Artist Profile: Stav

Stav, the rapper from Brooklyn, NY, has spent years carving out his sound and learning to carry his voice in a way that serves as a personal embodiment of his authentic creative intention, and, with the release of his debut tape, limp like fred, he has triumphantly announced his arrival to the rap scene, setting forth a sonic venture that carries great promise.

As a child, Stav grew up around not only the reggae and Caribbean music played in his community but also the eclectic jazz tastes of his father, who was born and raised in the Bay Area. While his dad loved the manic energy of hard bop records, Stav grew to love the expressive tenets of artists like Sun Ra: a fact that is reflected in his own sound today.

Yet, what truly led Stav into rap was initially a love for reading and writing. As he first learned to express himself through poems and short stories, it was only later that his love for lyrically-propelled artists such as Mick Jenkins, Joey Bada$$, MIKE, and Earl Sweatshirt pushed him closer towards rap as an avenue of this same sort of expression.

....

TASK INSTRUCTIONS.
From the Stav profile above, write out everything from "Stav, the rapper" down to "carries great promise.".

DATA EXCERPTS.
....

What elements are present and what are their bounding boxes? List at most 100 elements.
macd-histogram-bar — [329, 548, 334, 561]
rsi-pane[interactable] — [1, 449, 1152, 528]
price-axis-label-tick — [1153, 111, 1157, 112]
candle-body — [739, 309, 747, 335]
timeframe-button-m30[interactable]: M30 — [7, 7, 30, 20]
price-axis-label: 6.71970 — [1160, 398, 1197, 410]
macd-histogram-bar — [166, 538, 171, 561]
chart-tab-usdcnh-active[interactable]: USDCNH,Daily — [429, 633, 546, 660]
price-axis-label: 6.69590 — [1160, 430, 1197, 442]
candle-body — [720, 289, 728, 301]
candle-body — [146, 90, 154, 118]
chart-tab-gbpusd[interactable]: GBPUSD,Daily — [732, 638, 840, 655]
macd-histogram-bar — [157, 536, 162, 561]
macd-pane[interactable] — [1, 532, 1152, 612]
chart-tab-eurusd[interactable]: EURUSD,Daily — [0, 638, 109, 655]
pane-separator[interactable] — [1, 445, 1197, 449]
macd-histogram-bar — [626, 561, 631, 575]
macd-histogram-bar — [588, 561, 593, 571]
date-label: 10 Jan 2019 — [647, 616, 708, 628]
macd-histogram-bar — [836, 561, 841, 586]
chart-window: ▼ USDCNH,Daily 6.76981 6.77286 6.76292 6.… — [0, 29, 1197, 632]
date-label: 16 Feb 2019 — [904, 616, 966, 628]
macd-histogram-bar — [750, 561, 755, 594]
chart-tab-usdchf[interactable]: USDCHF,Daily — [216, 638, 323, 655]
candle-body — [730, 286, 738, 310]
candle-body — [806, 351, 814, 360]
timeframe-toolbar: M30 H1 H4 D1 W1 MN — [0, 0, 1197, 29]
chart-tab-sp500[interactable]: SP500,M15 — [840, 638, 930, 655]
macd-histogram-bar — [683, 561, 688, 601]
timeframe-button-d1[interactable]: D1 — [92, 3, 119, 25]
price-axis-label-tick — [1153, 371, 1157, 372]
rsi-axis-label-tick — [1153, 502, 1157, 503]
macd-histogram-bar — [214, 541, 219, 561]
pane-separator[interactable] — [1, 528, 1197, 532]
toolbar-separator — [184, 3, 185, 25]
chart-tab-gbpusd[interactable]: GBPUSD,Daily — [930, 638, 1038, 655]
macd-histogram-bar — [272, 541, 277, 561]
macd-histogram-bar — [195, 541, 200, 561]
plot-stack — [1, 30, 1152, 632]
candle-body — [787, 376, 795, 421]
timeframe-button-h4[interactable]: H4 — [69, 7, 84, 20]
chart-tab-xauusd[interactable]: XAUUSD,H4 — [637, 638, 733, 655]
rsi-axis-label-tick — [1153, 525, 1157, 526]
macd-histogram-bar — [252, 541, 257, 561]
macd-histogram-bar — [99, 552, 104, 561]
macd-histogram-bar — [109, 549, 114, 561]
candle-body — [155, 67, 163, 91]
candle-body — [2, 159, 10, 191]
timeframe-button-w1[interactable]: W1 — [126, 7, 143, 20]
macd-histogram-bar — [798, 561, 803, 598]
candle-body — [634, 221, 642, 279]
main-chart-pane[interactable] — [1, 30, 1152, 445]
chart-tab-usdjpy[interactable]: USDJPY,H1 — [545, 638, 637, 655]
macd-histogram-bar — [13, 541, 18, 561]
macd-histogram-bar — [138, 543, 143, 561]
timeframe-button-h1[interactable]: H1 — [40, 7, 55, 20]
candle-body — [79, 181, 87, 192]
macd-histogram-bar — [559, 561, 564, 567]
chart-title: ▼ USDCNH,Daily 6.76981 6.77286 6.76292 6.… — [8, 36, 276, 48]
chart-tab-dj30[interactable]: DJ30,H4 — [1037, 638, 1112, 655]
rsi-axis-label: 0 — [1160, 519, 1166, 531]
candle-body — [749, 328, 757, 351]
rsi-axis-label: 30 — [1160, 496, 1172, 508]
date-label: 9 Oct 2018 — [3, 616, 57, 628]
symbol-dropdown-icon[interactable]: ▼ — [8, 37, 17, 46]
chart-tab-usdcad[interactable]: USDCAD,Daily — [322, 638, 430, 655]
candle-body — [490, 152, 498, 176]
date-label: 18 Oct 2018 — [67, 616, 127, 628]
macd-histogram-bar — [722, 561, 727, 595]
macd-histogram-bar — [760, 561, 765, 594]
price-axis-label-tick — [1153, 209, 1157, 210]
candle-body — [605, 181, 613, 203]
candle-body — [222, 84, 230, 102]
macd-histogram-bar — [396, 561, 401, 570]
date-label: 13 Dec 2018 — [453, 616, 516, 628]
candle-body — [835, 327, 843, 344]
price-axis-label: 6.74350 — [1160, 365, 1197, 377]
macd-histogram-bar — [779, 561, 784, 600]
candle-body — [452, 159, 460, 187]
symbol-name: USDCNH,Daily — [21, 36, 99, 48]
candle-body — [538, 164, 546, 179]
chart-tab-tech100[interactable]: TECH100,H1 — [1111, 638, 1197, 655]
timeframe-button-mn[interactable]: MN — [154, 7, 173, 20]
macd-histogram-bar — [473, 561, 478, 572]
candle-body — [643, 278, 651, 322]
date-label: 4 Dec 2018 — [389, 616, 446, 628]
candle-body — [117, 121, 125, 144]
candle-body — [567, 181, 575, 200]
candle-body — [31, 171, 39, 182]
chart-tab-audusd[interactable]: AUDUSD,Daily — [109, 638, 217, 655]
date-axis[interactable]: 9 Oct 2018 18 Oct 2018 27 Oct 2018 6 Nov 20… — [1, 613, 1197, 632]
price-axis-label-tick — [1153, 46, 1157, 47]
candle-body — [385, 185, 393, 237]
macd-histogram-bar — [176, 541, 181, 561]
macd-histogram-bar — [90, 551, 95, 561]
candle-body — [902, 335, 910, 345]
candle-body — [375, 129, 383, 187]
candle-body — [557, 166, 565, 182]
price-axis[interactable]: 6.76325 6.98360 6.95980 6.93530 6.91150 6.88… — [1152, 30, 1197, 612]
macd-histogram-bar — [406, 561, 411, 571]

....

FINISHED TASK.
Stav, the rapper from Brooklyn, NY, has spent years carving out his sound and learning to carry his voice in a way that serves as a personal embodiment of his authentic creative intention, and, with the release of his debut tape, limp like fred, he has triumphantly announced his arrival to the rap scene, setting forth a sonic venture that carries great promise.